- [LISTED RECORDS]
________________________
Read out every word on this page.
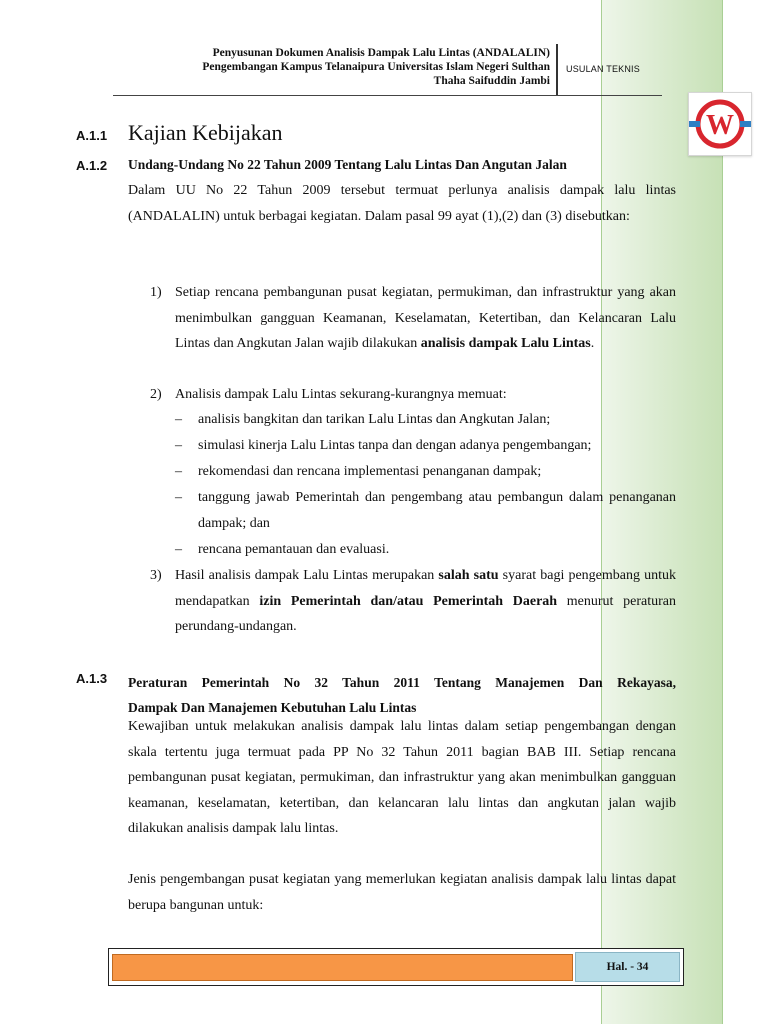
Penyusunan Dokumen Analisis Dampak Lalu Lintas (ANDALALIN)
Pengembangan Kampus Telanaipura Universitas Islam Negeri Sulthan
Thaha Saifuddin Jambi
USULAN TEKNIS
W
A.1.1 Kajian Kebijakan
A.1.2 Undang-Undang No 22 Tahun 2009 Tentang Lalu Lintas Dan Angutan Jalan

Dalam UU No 22 Tahun 2009 tersebut termuat perlunya analisis dampak lalu lintas (ANDALALIN) untuk berbagai kegiatan. Dalam pasal 99 ayat (1),(2) dan (3) disebutkan:

1) Setiap rencana pembangunan pusat kegiatan, permukiman, dan infrastruktur yang akan menimbulkan gangguan Keamanan, Keselamatan, Ketertiban, dan Kelancaran Lalu Lintas dan Angkutan Jalan wajib dilakukan analisis dampak Lalu Lintas.

2) Analisis dampak Lalu Lintas sekurang-kurangnya memuat:

– analisis bangkitan dan tarikan Lalu Lintas dan Angkutan Jalan;

– simulasi kinerja Lalu Lintas tanpa dan dengan adanya pengembangan;

– rekomendasi dan rencana implementasi penanganan dampak;

– tanggung jawab Pemerintah dan pengembang atau pembangun dalam penanganan dampak; dan

– rencana pemantauan dan evaluasi.

3) Hasil analisis dampak Lalu Lintas merupakan salah satu syarat bagi pengembang untuk mendapatkan izin Pemerintah dan/atau Pemerintah Daerah menurut peraturan perundang-undangan.

A.1.3 Peraturan Pemerintah No 32 Tahun 2011 Tentang Manajemen Dan Rekayasa,
Dampak Dan Manajemen Kebutuhan Lalu Lintas

Kewajiban untuk melakukan analisis dampak lalu lintas dalam setiap pengembangan dengan skala tertentu juga termuat pada PP No 32 Tahun 2011 bagian BAB III. Setiap rencana pembangunan pusat kegiatan, permukiman, dan infrastruktur yang akan menimbulkan gangguan keamanan, keselamatan, ketertiban, dan kelancaran lalu lintas dan angkutan jalan wajib dilakukan analisis dampak lalu lintas.

Jenis pengembangan pusat kegiatan yang memerlukan kegiatan analisis dampak lalu lintas dapat berupa bangunan untuk:

Hal. - 34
________________________
- [WHAT THE TASK REQUIRES] Read through the lines above and collect those that contain the string "ANDALALIN".

- [THE RESULT]
Penyusunan Dokumen Analisis Dampak Lalu Lintas (ANDALALIN)
Dalam UU No 22 Tahun 2009 tersebut termuat perlunya analisis dampak lalu lintas (ANDALALIN) untuk berbagai kegiatan. Dalam pasal 99 ayat (1),(2) dan (3) disebutkan:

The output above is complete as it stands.